## Directions for this task
Pull out every line containing the string "جهانی".

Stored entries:
>> start

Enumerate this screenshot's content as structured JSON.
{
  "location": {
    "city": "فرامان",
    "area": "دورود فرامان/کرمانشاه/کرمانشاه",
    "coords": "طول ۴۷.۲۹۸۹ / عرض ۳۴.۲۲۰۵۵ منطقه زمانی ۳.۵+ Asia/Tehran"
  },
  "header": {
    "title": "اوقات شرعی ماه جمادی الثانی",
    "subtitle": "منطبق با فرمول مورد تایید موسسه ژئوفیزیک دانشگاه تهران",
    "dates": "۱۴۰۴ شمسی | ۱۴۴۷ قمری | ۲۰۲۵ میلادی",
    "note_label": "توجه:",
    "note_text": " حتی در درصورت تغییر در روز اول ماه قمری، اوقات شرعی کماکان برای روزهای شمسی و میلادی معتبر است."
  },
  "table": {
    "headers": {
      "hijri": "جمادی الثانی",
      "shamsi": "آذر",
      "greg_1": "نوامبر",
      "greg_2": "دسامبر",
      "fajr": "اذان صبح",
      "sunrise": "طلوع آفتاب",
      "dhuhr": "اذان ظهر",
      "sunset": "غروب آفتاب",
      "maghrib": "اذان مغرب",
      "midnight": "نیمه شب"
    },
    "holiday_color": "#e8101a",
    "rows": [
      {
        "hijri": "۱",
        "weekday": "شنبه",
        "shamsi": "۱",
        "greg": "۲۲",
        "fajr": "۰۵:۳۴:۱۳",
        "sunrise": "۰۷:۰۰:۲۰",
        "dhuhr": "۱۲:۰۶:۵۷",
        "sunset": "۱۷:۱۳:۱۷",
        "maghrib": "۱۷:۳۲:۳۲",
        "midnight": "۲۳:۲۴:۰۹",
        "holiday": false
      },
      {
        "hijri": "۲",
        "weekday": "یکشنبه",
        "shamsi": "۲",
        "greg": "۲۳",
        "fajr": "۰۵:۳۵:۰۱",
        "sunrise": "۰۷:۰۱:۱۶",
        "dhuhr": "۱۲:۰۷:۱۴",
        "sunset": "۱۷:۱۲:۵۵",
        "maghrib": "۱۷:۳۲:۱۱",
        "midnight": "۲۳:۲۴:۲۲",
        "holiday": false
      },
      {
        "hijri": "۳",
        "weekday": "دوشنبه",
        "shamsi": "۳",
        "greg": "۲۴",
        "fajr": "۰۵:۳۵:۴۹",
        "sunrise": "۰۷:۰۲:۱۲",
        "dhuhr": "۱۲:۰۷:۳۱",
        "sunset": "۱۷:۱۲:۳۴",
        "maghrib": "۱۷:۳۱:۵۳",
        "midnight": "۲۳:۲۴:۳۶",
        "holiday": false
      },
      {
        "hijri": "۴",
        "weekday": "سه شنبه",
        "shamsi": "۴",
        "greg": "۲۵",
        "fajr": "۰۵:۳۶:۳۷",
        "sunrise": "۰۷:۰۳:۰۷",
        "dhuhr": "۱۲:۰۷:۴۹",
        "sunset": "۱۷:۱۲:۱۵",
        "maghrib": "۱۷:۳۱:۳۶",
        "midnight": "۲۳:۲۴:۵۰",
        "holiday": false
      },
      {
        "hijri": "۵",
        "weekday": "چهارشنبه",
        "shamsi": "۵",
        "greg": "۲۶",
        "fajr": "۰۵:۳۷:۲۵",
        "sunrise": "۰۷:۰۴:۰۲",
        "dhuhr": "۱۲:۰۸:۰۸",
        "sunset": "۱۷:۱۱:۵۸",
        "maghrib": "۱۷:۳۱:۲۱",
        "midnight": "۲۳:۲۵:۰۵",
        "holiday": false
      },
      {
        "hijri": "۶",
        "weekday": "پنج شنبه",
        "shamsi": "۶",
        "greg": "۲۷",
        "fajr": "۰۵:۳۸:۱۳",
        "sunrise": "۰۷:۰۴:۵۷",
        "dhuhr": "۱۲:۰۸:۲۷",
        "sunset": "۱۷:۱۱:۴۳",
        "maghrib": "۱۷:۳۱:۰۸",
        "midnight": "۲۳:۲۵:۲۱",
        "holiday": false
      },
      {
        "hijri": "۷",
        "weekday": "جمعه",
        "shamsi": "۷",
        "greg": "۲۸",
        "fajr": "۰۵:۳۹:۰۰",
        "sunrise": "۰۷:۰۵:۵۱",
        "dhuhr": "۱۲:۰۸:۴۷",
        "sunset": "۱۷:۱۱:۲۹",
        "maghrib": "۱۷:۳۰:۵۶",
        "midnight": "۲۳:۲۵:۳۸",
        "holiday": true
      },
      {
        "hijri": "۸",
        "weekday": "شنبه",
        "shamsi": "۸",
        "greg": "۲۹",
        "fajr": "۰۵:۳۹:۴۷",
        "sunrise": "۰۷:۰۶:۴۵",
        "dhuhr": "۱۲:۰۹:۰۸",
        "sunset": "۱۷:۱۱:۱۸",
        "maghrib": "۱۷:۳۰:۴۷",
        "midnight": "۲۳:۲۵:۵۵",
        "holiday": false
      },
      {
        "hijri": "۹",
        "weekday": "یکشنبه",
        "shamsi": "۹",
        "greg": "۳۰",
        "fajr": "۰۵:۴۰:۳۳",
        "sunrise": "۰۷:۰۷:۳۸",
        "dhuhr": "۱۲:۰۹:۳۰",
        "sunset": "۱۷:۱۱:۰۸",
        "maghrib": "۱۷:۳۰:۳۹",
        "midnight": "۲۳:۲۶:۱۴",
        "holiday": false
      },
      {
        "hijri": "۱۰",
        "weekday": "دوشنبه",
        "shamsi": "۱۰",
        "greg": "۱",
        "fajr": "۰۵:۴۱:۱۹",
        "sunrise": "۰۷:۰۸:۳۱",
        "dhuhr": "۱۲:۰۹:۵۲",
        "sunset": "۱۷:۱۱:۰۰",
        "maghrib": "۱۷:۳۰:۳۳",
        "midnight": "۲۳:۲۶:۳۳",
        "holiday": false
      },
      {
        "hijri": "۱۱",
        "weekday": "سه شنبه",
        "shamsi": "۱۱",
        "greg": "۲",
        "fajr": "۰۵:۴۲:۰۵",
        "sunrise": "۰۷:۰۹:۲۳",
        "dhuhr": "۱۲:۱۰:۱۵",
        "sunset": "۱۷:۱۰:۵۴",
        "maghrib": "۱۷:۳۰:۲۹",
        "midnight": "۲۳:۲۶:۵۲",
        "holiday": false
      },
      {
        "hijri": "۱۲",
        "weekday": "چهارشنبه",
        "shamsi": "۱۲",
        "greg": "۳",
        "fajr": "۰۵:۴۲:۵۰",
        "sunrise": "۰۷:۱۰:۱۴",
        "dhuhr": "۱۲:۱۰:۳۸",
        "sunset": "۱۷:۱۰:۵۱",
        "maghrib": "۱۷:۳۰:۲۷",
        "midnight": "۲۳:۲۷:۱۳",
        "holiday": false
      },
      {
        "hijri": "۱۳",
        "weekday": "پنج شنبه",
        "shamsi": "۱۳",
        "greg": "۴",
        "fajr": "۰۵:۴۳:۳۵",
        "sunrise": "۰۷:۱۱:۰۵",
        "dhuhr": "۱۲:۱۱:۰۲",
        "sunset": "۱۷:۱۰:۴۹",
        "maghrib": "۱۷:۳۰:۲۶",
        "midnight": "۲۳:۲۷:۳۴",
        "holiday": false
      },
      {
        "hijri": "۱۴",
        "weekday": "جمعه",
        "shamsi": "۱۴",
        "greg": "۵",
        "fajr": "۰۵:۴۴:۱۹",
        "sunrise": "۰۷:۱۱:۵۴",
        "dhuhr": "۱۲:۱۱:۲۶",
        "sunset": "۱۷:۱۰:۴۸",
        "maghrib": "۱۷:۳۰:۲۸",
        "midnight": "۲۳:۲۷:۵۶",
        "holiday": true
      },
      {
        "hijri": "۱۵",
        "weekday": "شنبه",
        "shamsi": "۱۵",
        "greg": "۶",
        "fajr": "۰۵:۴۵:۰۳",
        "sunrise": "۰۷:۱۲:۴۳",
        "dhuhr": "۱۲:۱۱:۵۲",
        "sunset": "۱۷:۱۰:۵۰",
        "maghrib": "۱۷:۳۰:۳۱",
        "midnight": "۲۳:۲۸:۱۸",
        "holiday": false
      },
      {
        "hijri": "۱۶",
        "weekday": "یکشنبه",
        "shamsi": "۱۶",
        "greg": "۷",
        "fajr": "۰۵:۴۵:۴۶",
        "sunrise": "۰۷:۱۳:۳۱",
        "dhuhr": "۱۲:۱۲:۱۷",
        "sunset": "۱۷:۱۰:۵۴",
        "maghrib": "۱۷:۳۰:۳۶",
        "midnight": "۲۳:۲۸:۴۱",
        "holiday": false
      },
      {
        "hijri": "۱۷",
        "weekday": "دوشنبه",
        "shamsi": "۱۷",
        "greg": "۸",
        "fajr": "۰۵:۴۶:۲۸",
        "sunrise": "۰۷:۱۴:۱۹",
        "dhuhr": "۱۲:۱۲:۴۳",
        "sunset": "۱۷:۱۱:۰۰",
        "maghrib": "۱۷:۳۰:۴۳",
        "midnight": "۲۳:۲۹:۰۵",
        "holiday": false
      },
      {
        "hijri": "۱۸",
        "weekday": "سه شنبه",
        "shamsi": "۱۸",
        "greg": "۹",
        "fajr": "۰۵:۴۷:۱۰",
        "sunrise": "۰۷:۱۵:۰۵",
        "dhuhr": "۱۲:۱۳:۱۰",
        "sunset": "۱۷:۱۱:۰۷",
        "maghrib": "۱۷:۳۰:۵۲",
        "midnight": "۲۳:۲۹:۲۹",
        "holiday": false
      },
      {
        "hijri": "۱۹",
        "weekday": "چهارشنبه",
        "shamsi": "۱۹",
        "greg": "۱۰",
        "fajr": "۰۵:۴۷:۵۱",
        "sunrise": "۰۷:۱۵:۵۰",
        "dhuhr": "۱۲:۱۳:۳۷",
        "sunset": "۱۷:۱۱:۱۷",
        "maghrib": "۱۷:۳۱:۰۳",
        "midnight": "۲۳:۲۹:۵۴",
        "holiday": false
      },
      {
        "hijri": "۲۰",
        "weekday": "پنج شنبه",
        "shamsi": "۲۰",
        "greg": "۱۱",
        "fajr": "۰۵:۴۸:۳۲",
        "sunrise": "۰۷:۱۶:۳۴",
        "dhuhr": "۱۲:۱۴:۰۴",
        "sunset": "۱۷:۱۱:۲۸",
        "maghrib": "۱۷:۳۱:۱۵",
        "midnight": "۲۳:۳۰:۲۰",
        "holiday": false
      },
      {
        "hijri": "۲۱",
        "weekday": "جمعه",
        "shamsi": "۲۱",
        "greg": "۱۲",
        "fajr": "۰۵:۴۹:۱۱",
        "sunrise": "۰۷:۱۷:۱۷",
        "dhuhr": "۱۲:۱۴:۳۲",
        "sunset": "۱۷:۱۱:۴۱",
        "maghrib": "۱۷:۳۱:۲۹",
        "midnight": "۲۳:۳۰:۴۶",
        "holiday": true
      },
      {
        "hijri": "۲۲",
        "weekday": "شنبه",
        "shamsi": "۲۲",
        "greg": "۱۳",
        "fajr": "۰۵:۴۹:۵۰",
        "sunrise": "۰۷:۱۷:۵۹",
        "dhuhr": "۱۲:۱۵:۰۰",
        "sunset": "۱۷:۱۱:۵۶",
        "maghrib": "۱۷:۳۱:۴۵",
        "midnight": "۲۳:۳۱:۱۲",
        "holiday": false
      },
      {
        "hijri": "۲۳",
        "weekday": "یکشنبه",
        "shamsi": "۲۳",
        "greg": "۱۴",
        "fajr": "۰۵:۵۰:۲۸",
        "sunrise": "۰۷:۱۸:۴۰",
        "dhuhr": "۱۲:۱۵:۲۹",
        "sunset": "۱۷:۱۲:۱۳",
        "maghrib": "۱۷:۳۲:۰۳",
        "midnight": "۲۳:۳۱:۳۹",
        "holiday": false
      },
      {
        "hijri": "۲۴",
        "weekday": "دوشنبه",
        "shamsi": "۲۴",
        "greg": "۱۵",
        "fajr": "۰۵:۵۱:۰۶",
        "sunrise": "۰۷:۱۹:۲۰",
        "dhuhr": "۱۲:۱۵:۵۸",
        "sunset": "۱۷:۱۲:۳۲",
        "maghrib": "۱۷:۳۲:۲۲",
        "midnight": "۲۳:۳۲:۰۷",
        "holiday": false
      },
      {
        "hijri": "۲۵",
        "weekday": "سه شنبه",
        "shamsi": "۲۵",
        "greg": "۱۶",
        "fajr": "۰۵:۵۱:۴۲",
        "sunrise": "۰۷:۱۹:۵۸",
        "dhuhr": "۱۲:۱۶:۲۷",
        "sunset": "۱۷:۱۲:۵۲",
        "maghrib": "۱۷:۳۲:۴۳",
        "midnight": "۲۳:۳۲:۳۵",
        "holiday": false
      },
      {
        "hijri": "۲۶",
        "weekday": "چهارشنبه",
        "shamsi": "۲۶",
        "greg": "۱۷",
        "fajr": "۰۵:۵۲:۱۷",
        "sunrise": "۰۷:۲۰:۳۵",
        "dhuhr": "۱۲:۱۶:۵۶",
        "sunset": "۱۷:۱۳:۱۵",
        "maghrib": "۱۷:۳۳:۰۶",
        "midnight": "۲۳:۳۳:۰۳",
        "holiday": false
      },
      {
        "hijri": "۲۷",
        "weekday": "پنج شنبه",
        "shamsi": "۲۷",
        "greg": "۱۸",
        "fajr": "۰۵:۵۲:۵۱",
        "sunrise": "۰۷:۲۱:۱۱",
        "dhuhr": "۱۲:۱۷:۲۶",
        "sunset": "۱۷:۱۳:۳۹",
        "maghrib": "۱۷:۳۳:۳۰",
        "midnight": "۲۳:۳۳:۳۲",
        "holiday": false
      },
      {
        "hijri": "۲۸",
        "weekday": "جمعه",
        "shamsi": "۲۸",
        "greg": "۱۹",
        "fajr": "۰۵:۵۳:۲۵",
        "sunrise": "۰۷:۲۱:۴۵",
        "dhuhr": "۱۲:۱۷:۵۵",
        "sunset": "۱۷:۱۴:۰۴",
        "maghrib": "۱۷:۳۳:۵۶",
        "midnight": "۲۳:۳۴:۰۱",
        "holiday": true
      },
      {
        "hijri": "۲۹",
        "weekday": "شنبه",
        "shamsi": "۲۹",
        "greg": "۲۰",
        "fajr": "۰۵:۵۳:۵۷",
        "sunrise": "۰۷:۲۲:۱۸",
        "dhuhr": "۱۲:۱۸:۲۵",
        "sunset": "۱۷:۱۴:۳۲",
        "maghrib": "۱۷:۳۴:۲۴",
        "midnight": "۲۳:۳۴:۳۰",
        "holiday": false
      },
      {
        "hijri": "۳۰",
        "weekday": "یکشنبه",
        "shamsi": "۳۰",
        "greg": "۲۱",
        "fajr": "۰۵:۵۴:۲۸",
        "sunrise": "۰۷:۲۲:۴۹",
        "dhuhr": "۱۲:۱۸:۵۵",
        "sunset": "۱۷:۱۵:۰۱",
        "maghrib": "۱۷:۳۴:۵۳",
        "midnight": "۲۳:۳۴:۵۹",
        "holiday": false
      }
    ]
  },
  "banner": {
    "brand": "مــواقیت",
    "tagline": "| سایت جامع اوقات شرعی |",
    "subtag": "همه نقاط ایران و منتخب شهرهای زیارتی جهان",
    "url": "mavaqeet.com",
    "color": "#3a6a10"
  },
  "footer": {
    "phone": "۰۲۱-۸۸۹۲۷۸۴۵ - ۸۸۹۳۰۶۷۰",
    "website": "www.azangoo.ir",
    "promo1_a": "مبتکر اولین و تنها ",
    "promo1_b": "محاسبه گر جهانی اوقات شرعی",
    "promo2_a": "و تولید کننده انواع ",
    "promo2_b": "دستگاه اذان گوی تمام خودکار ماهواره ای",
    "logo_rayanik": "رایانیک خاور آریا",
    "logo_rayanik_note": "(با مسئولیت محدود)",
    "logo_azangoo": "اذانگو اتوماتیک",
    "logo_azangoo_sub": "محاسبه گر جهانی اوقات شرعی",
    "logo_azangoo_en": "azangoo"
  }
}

>> end

## Response to the exercise
    "promo1_b": "محاسبه گر جهانی اوقات شرعی",
    "logo_azangoo_sub": "محاسبه گر جهانی اوقات شرعی",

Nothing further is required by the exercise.